REQUIREMENTS:
Your task is to reproduce exactly the lines from the line with "Give me a plain-text" through the end of the records below.

___ DATA FOR THIS EXERCISE

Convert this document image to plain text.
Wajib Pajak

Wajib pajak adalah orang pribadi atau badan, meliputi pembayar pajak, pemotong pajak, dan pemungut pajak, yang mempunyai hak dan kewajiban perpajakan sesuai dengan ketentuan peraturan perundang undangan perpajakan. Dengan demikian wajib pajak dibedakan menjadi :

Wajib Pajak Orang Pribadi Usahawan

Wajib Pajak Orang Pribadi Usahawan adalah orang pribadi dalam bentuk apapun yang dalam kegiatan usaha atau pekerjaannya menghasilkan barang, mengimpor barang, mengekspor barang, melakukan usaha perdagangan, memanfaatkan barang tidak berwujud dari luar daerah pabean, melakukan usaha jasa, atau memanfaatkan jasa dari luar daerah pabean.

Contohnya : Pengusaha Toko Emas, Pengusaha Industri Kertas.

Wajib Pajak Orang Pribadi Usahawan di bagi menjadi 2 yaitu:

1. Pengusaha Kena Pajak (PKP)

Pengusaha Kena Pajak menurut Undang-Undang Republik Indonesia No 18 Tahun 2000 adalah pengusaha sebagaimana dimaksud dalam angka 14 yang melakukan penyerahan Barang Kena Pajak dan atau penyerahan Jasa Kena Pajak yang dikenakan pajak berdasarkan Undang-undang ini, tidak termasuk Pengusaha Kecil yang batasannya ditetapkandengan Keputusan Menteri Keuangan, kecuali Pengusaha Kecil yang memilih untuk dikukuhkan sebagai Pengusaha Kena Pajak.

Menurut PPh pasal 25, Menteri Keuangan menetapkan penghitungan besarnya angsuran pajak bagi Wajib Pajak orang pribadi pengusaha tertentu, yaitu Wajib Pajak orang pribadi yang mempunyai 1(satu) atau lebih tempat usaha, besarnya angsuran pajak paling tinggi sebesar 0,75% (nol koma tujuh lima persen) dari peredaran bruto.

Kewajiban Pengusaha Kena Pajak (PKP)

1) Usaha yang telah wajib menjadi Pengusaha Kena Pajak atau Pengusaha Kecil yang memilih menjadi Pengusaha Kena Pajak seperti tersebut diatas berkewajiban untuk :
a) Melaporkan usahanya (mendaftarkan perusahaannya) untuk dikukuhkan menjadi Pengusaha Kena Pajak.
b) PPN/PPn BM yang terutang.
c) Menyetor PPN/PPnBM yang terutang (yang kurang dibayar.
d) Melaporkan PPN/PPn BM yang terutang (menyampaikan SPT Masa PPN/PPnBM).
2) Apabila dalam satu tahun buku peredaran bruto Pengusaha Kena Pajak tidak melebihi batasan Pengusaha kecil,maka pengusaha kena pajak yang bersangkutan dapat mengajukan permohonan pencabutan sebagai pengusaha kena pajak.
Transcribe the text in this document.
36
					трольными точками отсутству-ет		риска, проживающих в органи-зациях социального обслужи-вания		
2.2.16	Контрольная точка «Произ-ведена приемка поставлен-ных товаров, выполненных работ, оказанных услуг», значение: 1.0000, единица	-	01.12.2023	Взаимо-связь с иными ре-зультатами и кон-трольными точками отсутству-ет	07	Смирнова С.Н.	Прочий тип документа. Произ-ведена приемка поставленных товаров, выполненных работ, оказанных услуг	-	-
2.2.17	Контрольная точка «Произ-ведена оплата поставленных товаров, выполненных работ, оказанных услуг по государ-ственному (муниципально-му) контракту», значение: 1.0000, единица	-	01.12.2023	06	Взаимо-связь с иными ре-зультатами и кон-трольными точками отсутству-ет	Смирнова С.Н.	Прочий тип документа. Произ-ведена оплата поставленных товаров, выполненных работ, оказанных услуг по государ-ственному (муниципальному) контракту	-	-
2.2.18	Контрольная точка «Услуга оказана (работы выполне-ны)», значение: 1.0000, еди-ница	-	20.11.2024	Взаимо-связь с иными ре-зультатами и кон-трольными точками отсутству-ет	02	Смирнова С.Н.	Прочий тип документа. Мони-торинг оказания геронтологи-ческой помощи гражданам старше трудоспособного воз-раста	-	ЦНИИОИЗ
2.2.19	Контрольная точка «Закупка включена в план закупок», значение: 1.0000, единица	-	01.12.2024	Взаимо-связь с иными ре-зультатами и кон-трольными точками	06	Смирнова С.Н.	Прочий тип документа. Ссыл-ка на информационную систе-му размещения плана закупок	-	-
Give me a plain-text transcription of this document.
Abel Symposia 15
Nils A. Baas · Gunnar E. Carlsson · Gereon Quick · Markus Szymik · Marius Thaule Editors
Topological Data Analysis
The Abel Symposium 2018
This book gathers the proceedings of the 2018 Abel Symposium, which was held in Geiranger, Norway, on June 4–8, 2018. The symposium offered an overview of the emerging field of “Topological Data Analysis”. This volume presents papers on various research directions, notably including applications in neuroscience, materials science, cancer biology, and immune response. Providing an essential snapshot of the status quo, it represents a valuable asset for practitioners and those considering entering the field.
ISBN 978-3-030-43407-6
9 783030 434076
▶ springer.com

______

FULL SOLUTION:
Give me a plain-text transcription of this document.
Abel Symposia 15
Nils A. Baas · Gunnar E. Carlsson · Gereon Quick · Markus Szymik · Marius Thaule Editors
Topological Data Analysis
The Abel Symposium 2018
This book gathers the proceedings of the 2018 Abel Symposium, which was held in Geiranger, Norway, on June 4–8, 2018. The symposium offered an overview of the emerging field of “Topological Data Analysis”. This volume presents papers on various research directions, notably including applications in neuroscience, materials science, cancer biology, and immune response. Providing an essential snapshot of the status quo, it represents a valuable asset for practitioners and those considering entering the field.
ISBN 978-3-030-43407-6
9 783030 434076
▶ springer.com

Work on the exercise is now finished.